## Written task
Set the listing down again exactly, please, apart from its pictures.

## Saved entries

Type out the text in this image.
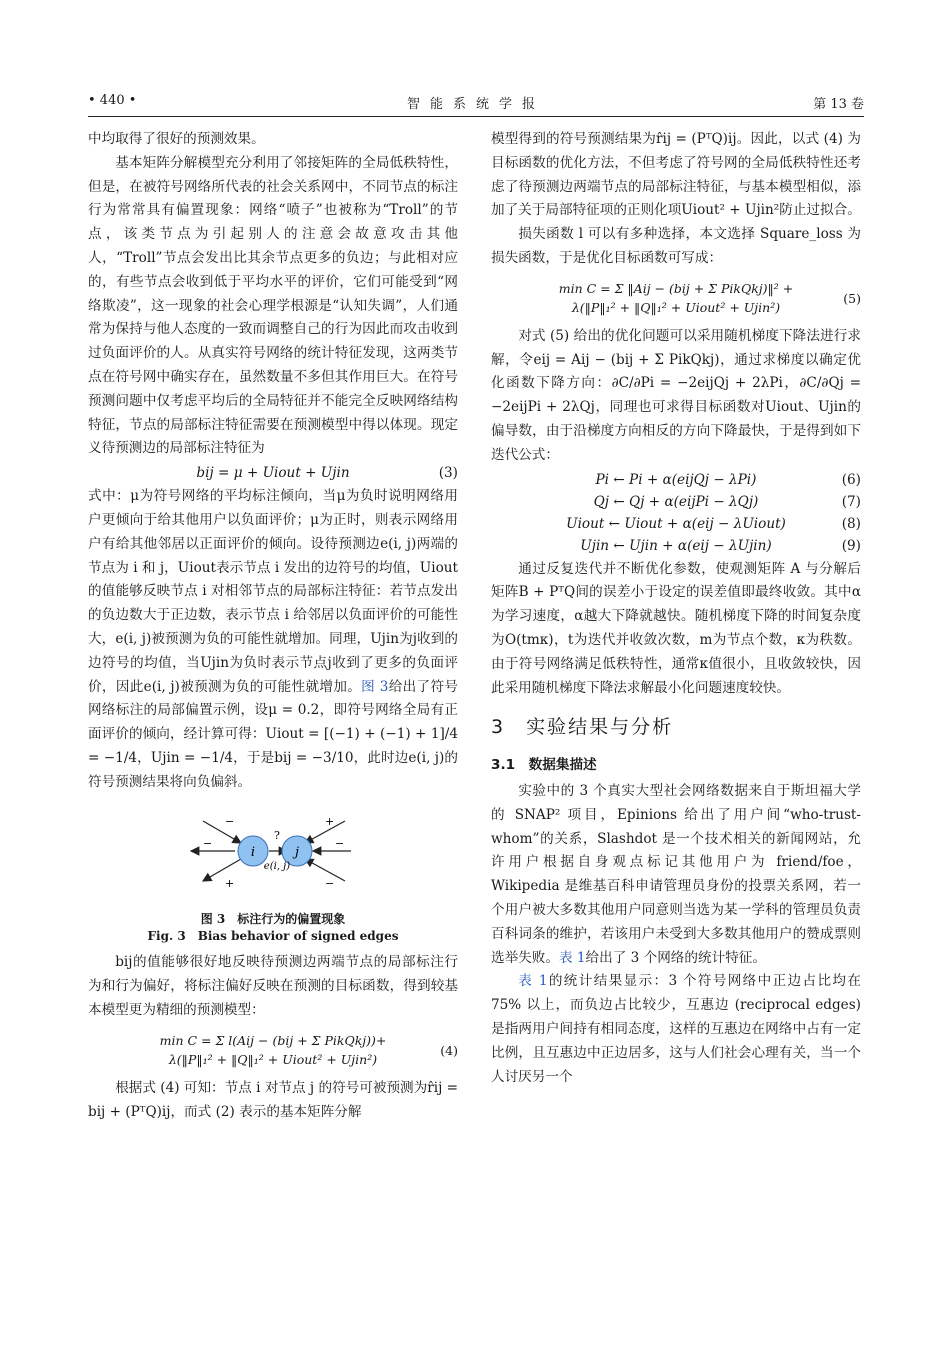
• 440 •	智能系统学报	第 13 卷

中均取得了很好的预测效果。

基本矩阵分解模型充分利用了邻接矩阵的全局低秩特性，但是，在被符号网络所代表的社会关系网中，不同节点的标注行为常常具有偏置现象：网络“喷子”也被称为“Troll”的节点，该类节点为引起别人的注意会故意攻击其他人，“Troll”节点会发出比其余节点更多的负边；与此相对应的，有些节点会收到低于平均水平的评价，它们可能受到“网络欺凌”，这一现象的社会心理学根源是“认知失调”，人们通常为保持与他人态度的一致而调整自己的行为因此而攻击收到过负面评价的人。从真实符号网络的统计特征发现，这两类节点在符号网中确实存在，虽然数量不多但其作用巨大。在符号预测问题中仅考虑平均后的全局特征并不能完全反映网络结构特征，节点的局部标注特征需要在预测模型中得以体现。现定义待预测边的局部标注特征为

bij = μ + Uiout + Ujin	(3)

式中：μ为符号网络的平均标注倾向，当μ为负时说明网络用户更倾向于给其他用户以负面评价；μ为正时，则表示网络用户有给其他邻居以正面评价的倾向。设待预测边e(i, j)两端的节点为 i 和 j，Uiout表示节点 i 发出的边符号的均值，Uiout的值能够反映节点 i 对相邻节点的局部标注特征：若节点发出的负边数大于正边数，表示节点 i 给邻居以负面评价的可能性大，e(i, j)被预测为负的可能性就增加。同理，Ujin为j收到的边符号的均值，当Ujin为负时表示节点j收到了更多的负面评价，因此e(i, j)被预测为负的可能性就增加。图 3给出了符号网络标注的局部偏置示例，设μ = 0.2，即符号网络全局有正面评价的倾向，经计算可得：Uiout = [(−1) + (−1) + 1]/4 = −1/4，Ujin = −1/4，于是bij = −3/10，此时边e(i, j)的符号预测结果将向负偏斜。

i	j
?
e(i, j)
−
−
+
+
−
−
图 3　标注行为的偏置现象
Fig. 3　Bias behavior of signed edges

bij的值能够很好地反映待预测边两端节点的局部标注行为和行为偏好，将标注偏好反映在预测的目标函数，得到较基本模型更为精细的预测模型：

min C = Σ l(Aij − (bij + Σ PikQkj))+
λ(‖P‖₁² + ‖Q‖₁² + Uiout² + Ujin²)
(4)

根据式 (4) 可知：节点 i 对节点 j 的符号可被预测为r̂ij = bij + (PᵀQ)ij，而式 (2) 表示的基本矩阵分解

模型得到的符号预测结果为r̂ij = (PᵀQ)ij。因此，以式 (4) 为目标函数的优化方法，不但考虑了符号网的全局低秩特性还考虑了待预测边两端节点的局部标注特征，与基本模型相似，添加了关于局部特征项的正则化项Uiout² + Ujin²防止过拟合。

损失函数 l 可以有多种选择，本文选择 Square_loss 为损失函数，于是优化目标函数可写成：

min C = Σ ‖Aij − (bij + Σ PikQkj)‖² +
λ(‖P‖₁² + ‖Q‖₁² + Uiout² + Ujin²)
(5)

对式 (5) 给出的优化问题可以采用随机梯度下降法进行求解，令eij = Aij − (bij + Σ PikQkj)，通过求梯度以确定优化函数下降方向：∂C/∂Pi = −2eijQj + 2λPi，∂C/∂Qj = −2eijPi + 2λQj，同理也可求得目标函数对Uiout、Ujin的偏导数，由于沿梯度方向相反的方向下降最快，于是得到如下迭代公式：

Pi ← Pi + α(eijQj − λPi)	(6)
Qj ← Qj + α(eijPi − λQj)	(7)
Uiout ← Uiout + α(eij − λUiout)	(8)
Ujin ← Ujin + α(eij − λUjin)	(9)

通过反复迭代并不断优化参数，使观测矩阵 A 与分解后矩阵B + PᵀQ间的误差小于设定的误差值即最终收敛。其中α为学习速度，α越大下降就越快。随机梯度下降的时间复杂度为O(tmκ)，t为迭代并收敛次数，m为节点个数，κ为秩数。由于符号网络满足低秩特性，通常κ值很小，且收敛较快，因此采用随机梯度下降法求解最小化问题速度较快。

3　实验结果与分析
3.1　数据集描述

实验中的 3 个真实大型社会网络数据来自于斯坦福大学的 SNAP² 项目，Epinions 给出了用户间“who-trust-whom”的关系，Slashdot 是一个技术相关的新闻网站，允许用户根据自身观点标记其他用户为 friend/foe，Wikipedia 是维基百科申请管理员身份的投票关系网，若一个用户被大多数其他用户同意则当选为某一学科的管理员负责百科词条的维护，若该用户未受到大多数其他用户的赞成票则选举失败。表 1给出了 3 个网络的统计特征。

表 1的统计结果显示：3 个符号网络中正边占比均在 75% 以上，而负边占比较少，互惠边 (reciprocal edges) 是指两用户间持有相同态度，这样的互惠边在网络中占有一定比例，且互惠边中正边居多，这与人们社会心理有关，当一个人讨厌另一个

## Solved problem
Type out the text in this image.
• 440 •	智能系统学报	第 13 卷

中均取得了很好的预测效果。

基本矩阵分解模型充分利用了邻接矩阵的全局低秩特性，但是，在被符号网络所代表的社会关系网中，不同节点的标注行为常常具有偏置现象：网络“喷子”也被称为“Troll”的节点，该类节点为引起别人的注意会故意攻击其他人，“Troll”节点会发出比其余节点更多的负边；与此相对应的，有些节点会收到低于平均水平的评价，它们可能受到“网络欺凌”，这一现象的社会心理学根源是“认知失调”，人们通常为保持与他人态度的一致而调整自己的行为因此而攻击收到过负面评价的人。从真实符号网络的统计特征发现，这两类节点在符号网中确实存在，虽然数量不多但其作用巨大。在符号预测问题中仅考虑平均后的全局特征并不能完全反映网络结构特征，节点的局部标注特征需要在预测模型中得以体现。现定义待预测边的局部标注特征为

bij = μ + Uiout + Ujin	(3)

式中：μ为符号网络的平均标注倾向，当μ为负时说明网络用户更倾向于给其他用户以负面评价；μ为正时，则表示网络用户有给其他邻居以正面评价的倾向。设待预测边e(i, j)两端的节点为 i 和 j，Uiout表示节点 i 发出的边符号的均值，Uiout的值能够反映节点 i 对相邻节点的局部标注特征：若节点发出的负边数大于正边数，表示节点 i 给邻居以负面评价的可能性大，e(i, j)被预测为负的可能性就增加。同理，Ujin为j收到的边符号的均值，当Ujin为负时表示节点j收到了更多的负面评价，因此e(i, j)被预测为负的可能性就增加。图 3给出了符号网络标注的局部偏置示例，设μ = 0.2，即符号网络全局有正面评价的倾向，经计算可得：Uiout = [(−1) + (−1) + 1]/4 = −1/4，Ujin = −1/4，于是bij = −3/10，此时边e(i, j)的符号预测结果将向负偏斜。

i	j
?
e(i, j)
−
−
+
+
−
−
图 3　标注行为的偏置现象
Fig. 3　Bias behavior of signed edges

bij的值能够很好地反映待预测边两端节点的局部标注行为和行为偏好，将标注偏好反映在预测的目标函数，得到较基本模型更为精细的预测模型：

min C = Σ l(Aij − (bij + Σ PikQkj))+
λ(‖P‖₁² + ‖Q‖₁² + Uiout² + Ujin²)
(4)

根据式 (4) 可知：节点 i 对节点 j 的符号可被预测为r̂ij = bij + (PᵀQ)ij，而式 (2) 表示的基本矩阵分解

模型得到的符号预测结果为r̂ij = (PᵀQ)ij。因此，以式 (4) 为目标函数的优化方法，不但考虑了符号网的全局低秩特性还考虑了待预测边两端节点的局部标注特征，与基本模型相似，添加了关于局部特征项的正则化项Uiout² + Ujin²防止过拟合。

损失函数 l 可以有多种选择，本文选择 Square_loss 为损失函数，于是优化目标函数可写成：

min C = Σ ‖Aij − (bij + Σ PikQkj)‖² +
λ(‖P‖₁² + ‖Q‖₁² + Uiout² + Ujin²)
(5)

对式 (5) 给出的优化问题可以采用随机梯度下降法进行求解，令eij = Aij − (bij + Σ PikQkj)，通过求梯度以确定优化函数下降方向：∂C/∂Pi = −2eijQj + 2λPi，∂C/∂Qj = −2eijPi + 2λQj，同理也可求得目标函数对Uiout、Ujin的偏导数，由于沿梯度方向相反的方向下降最快，于是得到如下迭代公式：

Pi ← Pi + α(eijQj − λPi)	(6)
Qj ← Qj + α(eijPi − λQj)	(7)
Uiout ← Uiout + α(eij − λUiout)	(8)
Ujin ← Ujin + α(eij − λUjin)	(9)

通过反复迭代并不断优化参数，使观测矩阵 A 与分解后矩阵B + PᵀQ间的误差小于设定的误差值即最终收敛。其中α为学习速度，α越大下降就越快。随机梯度下降的时间复杂度为O(tmκ)，t为迭代并收敛次数，m为节点个数，κ为秩数。由于符号网络满足低秩特性，通常κ值很小，且收敛较快，因此采用随机梯度下降法求解最小化问题速度较快。

3　实验结果与分析
3.1　数据集描述

实验中的 3 个真实大型社会网络数据来自于斯坦福大学的 SNAP² 项目，Epinions 给出了用户间“who-trust-whom”的关系，Slashdot 是一个技术相关的新闻网站，允许用户根据自身观点标记其他用户为 friend/foe，Wikipedia 是维基百科申请管理员身份的投票关系网，若一个用户被大多数其他用户同意则当选为某一学科的管理员负责百科词条的维护，若该用户未受到大多数其他用户的赞成票则选举失败。表 1给出了 3 个网络的统计特征。

表 1的统计结果显示：3 个符号网络中正边占比均在 75% 以上，而负边占比较少，互惠边 (reciprocal edges) 是指两用户间持有相同态度，这样的互惠边在网络中占有一定比例，且互惠边中正边居多，这与人们社会心理有关，当一个人讨厌另一个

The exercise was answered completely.